▶ Supplied records:
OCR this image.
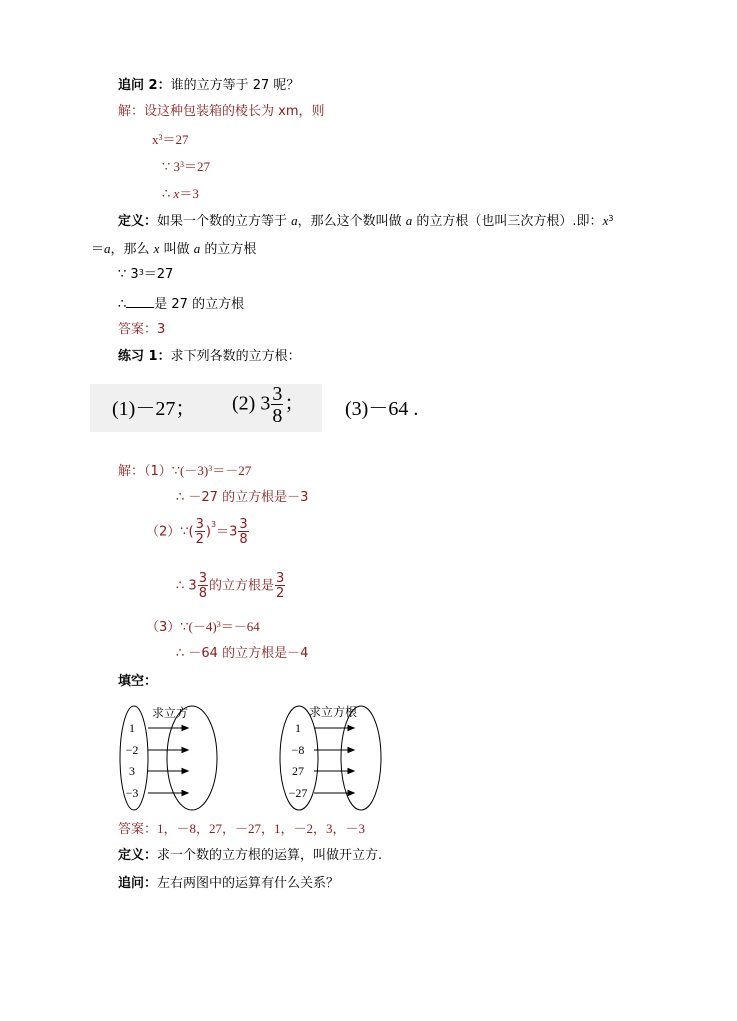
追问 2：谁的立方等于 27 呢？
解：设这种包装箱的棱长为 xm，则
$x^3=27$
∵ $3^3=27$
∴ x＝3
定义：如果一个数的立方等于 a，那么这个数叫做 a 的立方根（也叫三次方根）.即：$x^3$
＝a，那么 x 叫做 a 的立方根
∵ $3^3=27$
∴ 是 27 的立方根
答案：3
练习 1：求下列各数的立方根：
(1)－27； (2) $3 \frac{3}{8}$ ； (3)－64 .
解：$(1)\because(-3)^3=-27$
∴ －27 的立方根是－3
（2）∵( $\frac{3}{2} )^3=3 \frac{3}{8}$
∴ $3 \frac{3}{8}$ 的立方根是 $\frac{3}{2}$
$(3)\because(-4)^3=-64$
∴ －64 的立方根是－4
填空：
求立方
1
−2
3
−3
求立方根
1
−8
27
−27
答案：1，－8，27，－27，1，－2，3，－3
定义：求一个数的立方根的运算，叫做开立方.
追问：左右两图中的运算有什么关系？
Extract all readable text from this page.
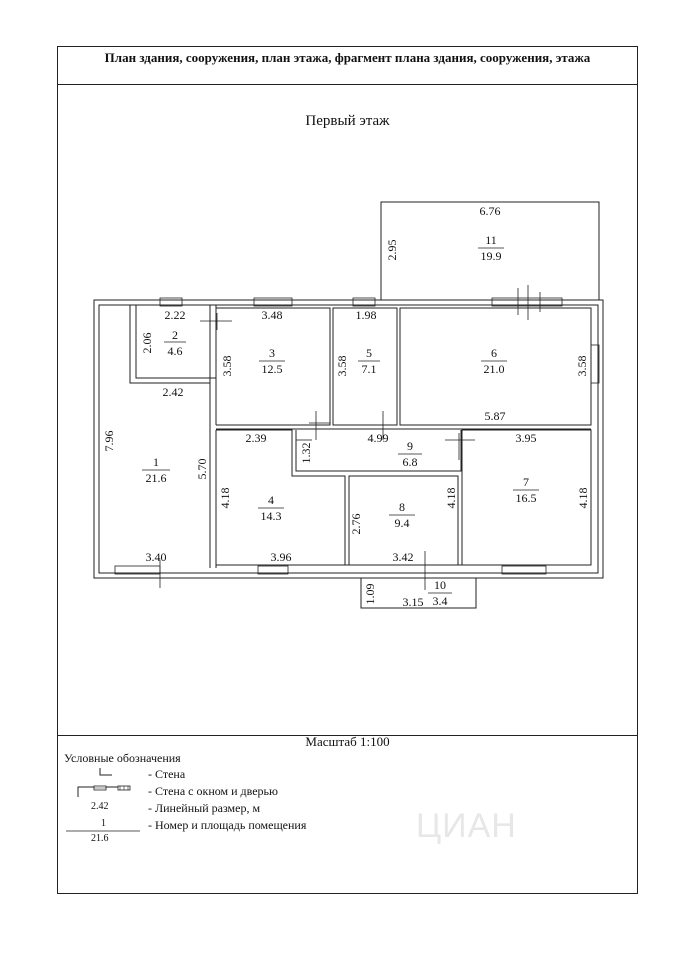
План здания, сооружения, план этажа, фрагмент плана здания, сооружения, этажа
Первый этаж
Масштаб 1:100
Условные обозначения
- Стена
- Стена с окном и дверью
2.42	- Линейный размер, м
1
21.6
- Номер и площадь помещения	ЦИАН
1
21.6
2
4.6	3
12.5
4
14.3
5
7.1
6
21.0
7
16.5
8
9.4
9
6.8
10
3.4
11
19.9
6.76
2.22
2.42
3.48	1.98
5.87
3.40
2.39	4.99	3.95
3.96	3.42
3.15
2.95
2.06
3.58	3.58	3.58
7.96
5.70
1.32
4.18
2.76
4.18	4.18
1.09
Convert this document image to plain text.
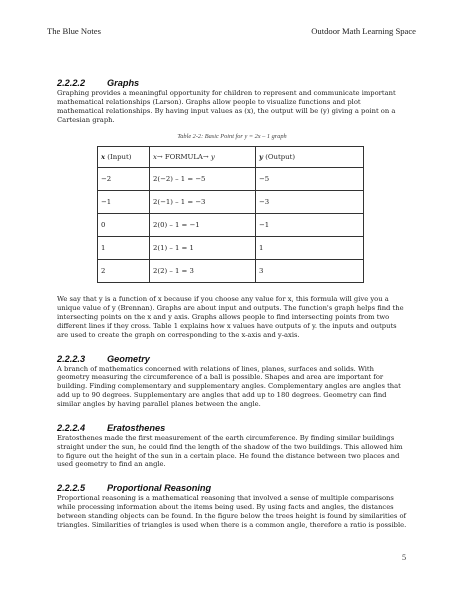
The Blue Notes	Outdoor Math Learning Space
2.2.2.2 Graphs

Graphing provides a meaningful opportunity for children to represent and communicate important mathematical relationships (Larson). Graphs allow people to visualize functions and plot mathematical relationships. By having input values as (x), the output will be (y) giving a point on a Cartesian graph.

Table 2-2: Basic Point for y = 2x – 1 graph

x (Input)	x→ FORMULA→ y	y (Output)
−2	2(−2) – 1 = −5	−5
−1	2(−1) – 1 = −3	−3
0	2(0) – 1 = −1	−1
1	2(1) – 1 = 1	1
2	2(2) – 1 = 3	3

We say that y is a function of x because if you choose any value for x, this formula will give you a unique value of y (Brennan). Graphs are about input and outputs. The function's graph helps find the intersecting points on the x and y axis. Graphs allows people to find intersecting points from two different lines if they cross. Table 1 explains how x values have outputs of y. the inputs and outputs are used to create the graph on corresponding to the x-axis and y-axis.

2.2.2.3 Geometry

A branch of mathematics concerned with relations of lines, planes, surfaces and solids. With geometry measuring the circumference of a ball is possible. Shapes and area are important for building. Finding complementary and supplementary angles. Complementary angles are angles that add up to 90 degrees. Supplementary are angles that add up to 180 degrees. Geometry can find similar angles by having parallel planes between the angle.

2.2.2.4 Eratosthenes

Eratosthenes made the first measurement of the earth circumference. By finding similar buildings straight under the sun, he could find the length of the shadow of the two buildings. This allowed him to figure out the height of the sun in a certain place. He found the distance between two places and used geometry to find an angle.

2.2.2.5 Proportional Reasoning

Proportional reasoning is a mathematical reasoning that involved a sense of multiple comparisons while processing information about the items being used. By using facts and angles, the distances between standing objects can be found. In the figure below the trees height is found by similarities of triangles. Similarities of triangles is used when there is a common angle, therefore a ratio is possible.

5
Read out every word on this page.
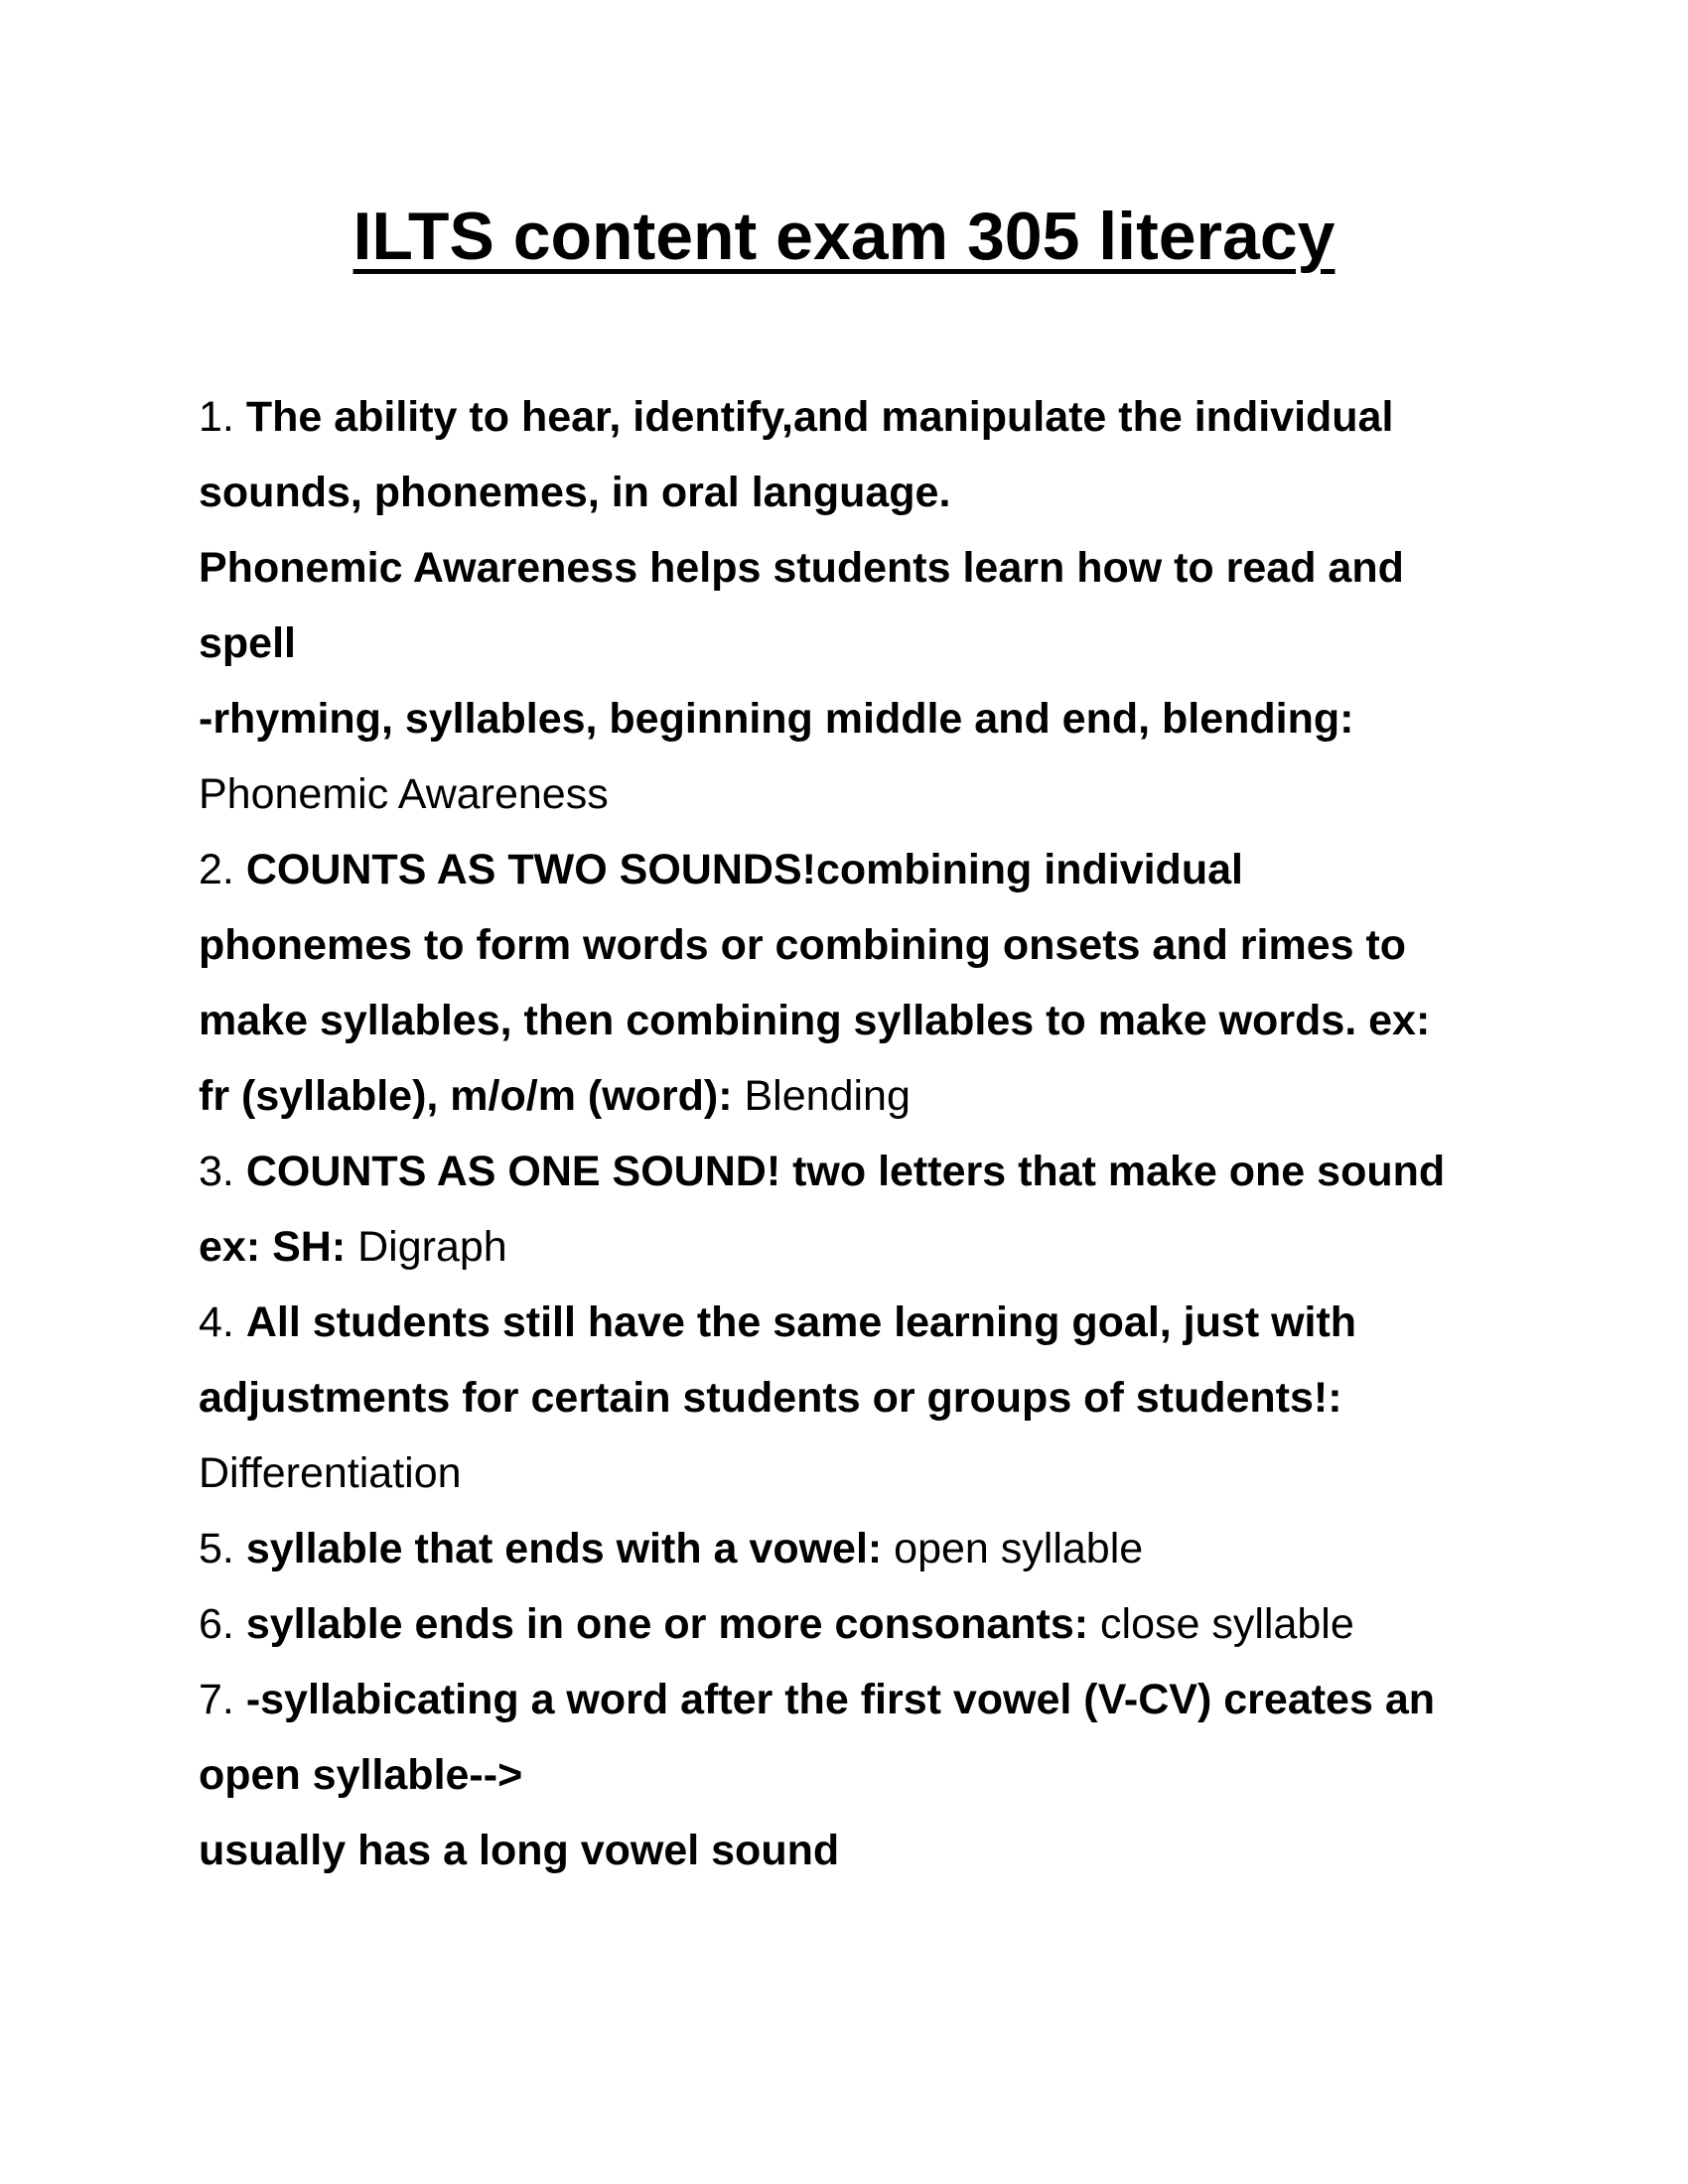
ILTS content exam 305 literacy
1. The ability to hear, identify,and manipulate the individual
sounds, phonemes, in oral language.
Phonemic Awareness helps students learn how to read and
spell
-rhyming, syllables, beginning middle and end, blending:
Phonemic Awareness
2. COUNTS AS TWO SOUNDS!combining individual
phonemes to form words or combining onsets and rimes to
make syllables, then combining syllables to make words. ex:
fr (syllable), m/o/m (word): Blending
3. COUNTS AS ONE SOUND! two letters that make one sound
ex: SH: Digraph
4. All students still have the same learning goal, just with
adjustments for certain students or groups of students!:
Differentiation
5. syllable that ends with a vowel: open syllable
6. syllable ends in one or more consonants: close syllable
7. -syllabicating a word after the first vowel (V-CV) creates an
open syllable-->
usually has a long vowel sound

▶ Problem:
Repeat the listing in full and exactly. Do not include any images.

▶ Worked answer:
OCR this image.
追问 2：谁的立方等于 27 呢？
解：设这种包装箱的棱长为 xm，则
$x^3=27$
∵ $3^3=27$
∴ x＝3
定义：如果一个数的立方等于 a，那么这个数叫做 a 的立方根（也叫三次方根）.即：$x^3$
＝a，那么 x 叫做 a 的立方根
∵ $3^3=27$
∴ 是 27 的立方根
答案：3
练习 1：求下列各数的立方根：
(1)－27； (2) $3 \frac{3}{8}$ ； (3)－64 .
解：$(1)\because(-3)^3=-27$
∴ －27 的立方根是－3
（2）∵( $\frac{3}{2} )^3=3 \frac{3}{8}$
∴ $3 \frac{3}{8}$ 的立方根是 $\frac{3}{2}$
$(3)\because(-4)^3=-64$
∴ －64 的立方根是－4
填空：
求立方
1
−2
3
−3
求立方根
1
−8
27
−27
答案：1，－8，27，－27，1，－2，3，－3
定义：求一个数的立方根的运算，叫做开立方.
追问：左右两图中的运算有什么关系？
Extract all readable text from this page.
План здания, сооружения, план этажа, фрагмент плана здания, сооружения, этажа
Первый этаж
Масштаб 1:100
Условные обозначения
- Стена
- Стена с окном и дверью
2.42	- Линейный размер, м
1
21.6
- Номер и площадь помещения	ЦИАН
1
21.6
2
4.6	3
12.5
4
14.3
5
7.1
6
21.0
7
16.5
8
9.4
9
6.8
10
3.4
11
19.9
6.76
2.22
2.42
3.48	1.98
5.87
3.40
2.39	4.99	3.95
3.96	3.42
3.15
2.95
2.06
3.58	3.58	3.58
7.96
5.70
1.32
4.18
2.76
4.18	4.18
1.09
Convert this document image to plain text.
The Blue Notes	Outdoor Math Learning Space
2.2.2.2 Graphs

Graphing provides a meaningful opportunity for children to represent and communicate important mathematical relationships (Larson). Graphs allow people to visualize functions and plot mathematical relationships. By having input values as (x), the output will be (y) giving a point on a Cartesian graph.

Table 2-2: Basic Point for y = 2x – 1 graph

x (Input)	x→ FORMULA→ y	y (Output)
−2	2(−2) – 1 = −5	−5
−1	2(−1) – 1 = −3	−3
0	2(0) – 1 = −1	−1
1	2(1) – 1 = 1	1
2	2(2) – 1 = 3	3

We say that y is a function of x because if you choose any value for x, this formula will give you a unique value of y (Brennan). Graphs are about input and outputs. The function's graph helps find the intersecting points on the x and y axis. Graphs allows people to find intersecting points from two different lines if they cross. Table 1 explains how x values have outputs of y. the inputs and outputs are used to create the graph on corresponding to the x-axis and y-axis.

2.2.2.3 Geometry

A branch of mathematics concerned with relations of lines, planes, surfaces and solids. With geometry measuring the circumference of a ball is possible. Shapes and area are important for building. Finding complementary and supplementary angles. Complementary angles are angles that add up to 90 degrees. Supplementary are angles that add up to 180 degrees. Geometry can find similar angles by having parallel planes between the angle.

2.2.2.4 Eratosthenes

Eratosthenes made the first measurement of the earth circumference. By finding similar buildings straight under the sun, he could find the length of the shadow of the two buildings. This allowed him to figure out the height of the sun in a certain place. He found the distance between two places and used geometry to find an angle.

2.2.2.5 Proportional Reasoning

Proportional reasoning is a mathematical reasoning that involved a sense of multiple comparisons while processing information about the items being used. By using facts and angles, the distances between standing objects can be found. In the figure below the trees height is found by similarities of triangles. Similarities of triangles is used when there is a common angle, therefore a ratio is possible.

5
Read out every word on this page.
ILTS content exam 305 literacy
1. The ability to hear, identify,and manipulate the individual
sounds, phonemes, in oral language.
Phonemic Awareness helps students learn how to read and
spell
-rhyming, syllables, beginning middle and end, blending:
Phonemic Awareness
2. COUNTS AS TWO SOUNDS!combining individual
phonemes to form words or combining onsets and rimes to
make syllables, then combining syllables to make words. ex:
fr (syllable), m/o/m (word): Blending
3. COUNTS AS ONE SOUND! two letters that make one sound
ex: SH: Digraph
4. All students still have the same learning goal, just with
adjustments for certain students or groups of students!:
Differentiation
5. syllable that ends with a vowel: open syllable
6. syllable ends in one or more consonants: close syllable
7. -syllabicating a word after the first vowel (V-CV) creates an
open syllable-->
usually has a long vowel sound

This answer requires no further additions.